___ DATA SUPPLIED
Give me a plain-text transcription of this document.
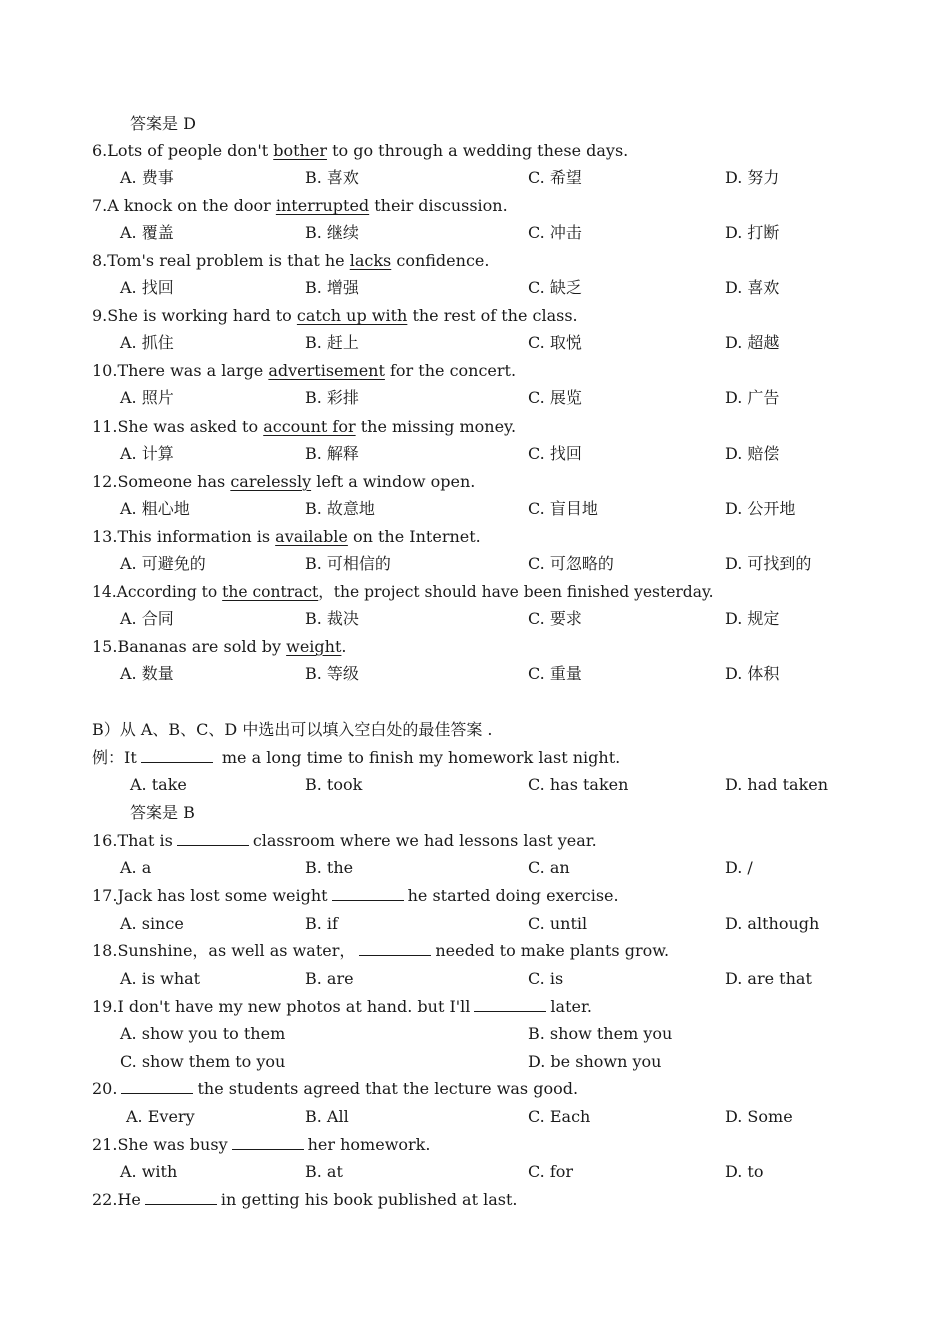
答案是 D
6.Lots of people don't bother to go through a wedding these days.
A. 费事	B. 喜欢	C. 希望	D. 努力
7.A knock on the door interrupted their discussion.
A. 覆盖	B. 继续	C. 冲击	D. 打断
8.Tom's real problem is that he lacks confidence.
A. 找回	B. 增强	C. 缺乏	D. 喜欢
9.She is working hard to catch up with the rest of the class.
A. 抓住	B. 赶上	C. 取悦	D. 超越
10.There was a large advertisement for the concert.
A. 照片	B. 彩排	C. 展览	D. 广告
11.She was asked to account for the missing money.
A. 计算	B. 解释	C. 找回	D. 赔偿
12.Someone has carelessly left a window open.
A. 粗心地	B. 故意地	C. 盲目地	D. 公开地
13.This information is available on the Internet.
A. 可避免的	B. 可相信的	C. 可忽略的	D. 可找到的
14.According to the contract，the project should have been finished yesterday.
A. 合同	B. 裁决	C. 要求	D. 规定
15.Bananas are sold by weight.
A. 数量	B. 等级	C. 重量	D. 体积
B）从 A、B、C、D 中选出可以填入空白处的最佳答案 .
例：It	me a long time to finish my homework last night.
A. take	B. took	C. has taken	D. had taken
答案是 B
16.That is	classroom where we had lessons last year.
A. a	B. the	C. an	D. /
17.Jack has lost some weight	he started doing exercise.
A. since	B. if	C. until	D. although
18.Sunshine，as well as water，	needed to make plants grow.
A. is what	B. are	C. is	D. are that
19.I don't have my new photos at hand. but I'll	later.
A. show you to them	B. show them you
C. show them to you	D. be shown you
20.	the students agreed that the lecture was good.
A. Every	B. All	C. Each	D. Some
21.She was busy	her homework.
A. with	B. at	C. for	D. to
22.He	in getting his book published at last.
______
OBJECTIVE: Every entry above should be duplicated exactly. Do not include the images.

EXPECTED OUTPUT:
Give me a plain-text transcription of this document.
答案是 D
6.Lots of people don't bother to go through a wedding these days.
A. 费事	B. 喜欢	C. 希望	D. 努力
7.A knock on the door interrupted their discussion.
A. 覆盖	B. 继续	C. 冲击	D. 打断
8.Tom's real problem is that he lacks confidence.
A. 找回	B. 增强	C. 缺乏	D. 喜欢
9.She is working hard to catch up with the rest of the class.
A. 抓住	B. 赶上	C. 取悦	D. 超越
10.There was a large advertisement for the concert.
A. 照片	B. 彩排	C. 展览	D. 广告
11.She was asked to account for the missing money.
A. 计算	B. 解释	C. 找回	D. 赔偿
12.Someone has carelessly left a window open.
A. 粗心地	B. 故意地	C. 盲目地	D. 公开地
13.This information is available on the Internet.
A. 可避免的	B. 可相信的	C. 可忽略的	D. 可找到的
14.According to the contract，the project should have been finished yesterday.
A. 合同	B. 裁决	C. 要求	D. 规定
15.Bananas are sold by weight.
A. 数量	B. 等级	C. 重量	D. 体积
B）从 A、B、C、D 中选出可以填入空白处的最佳答案 .
例：It	me a long time to finish my homework last night.
A. take	B. took	C. has taken	D. had taken
答案是 B
16.That is	classroom where we had lessons last year.
A. a	B. the	C. an	D. /
17.Jack has lost some weight	he started doing exercise.
A. since	B. if	C. until	D. although
18.Sunshine，as well as water，	needed to make plants grow.
A. is what	B. are	C. is	D. are that
19.I don't have my new photos at hand. but I'll	later.
A. show you to them	B. show them you
C. show them to you	D. be shown you
20.	the students agreed that the lecture was good.
A. Every	B. All	C. Each	D. Some
21.She was busy	her homework.
A. with	B. at	C. for	D. to
22.He	in getting his book published at last.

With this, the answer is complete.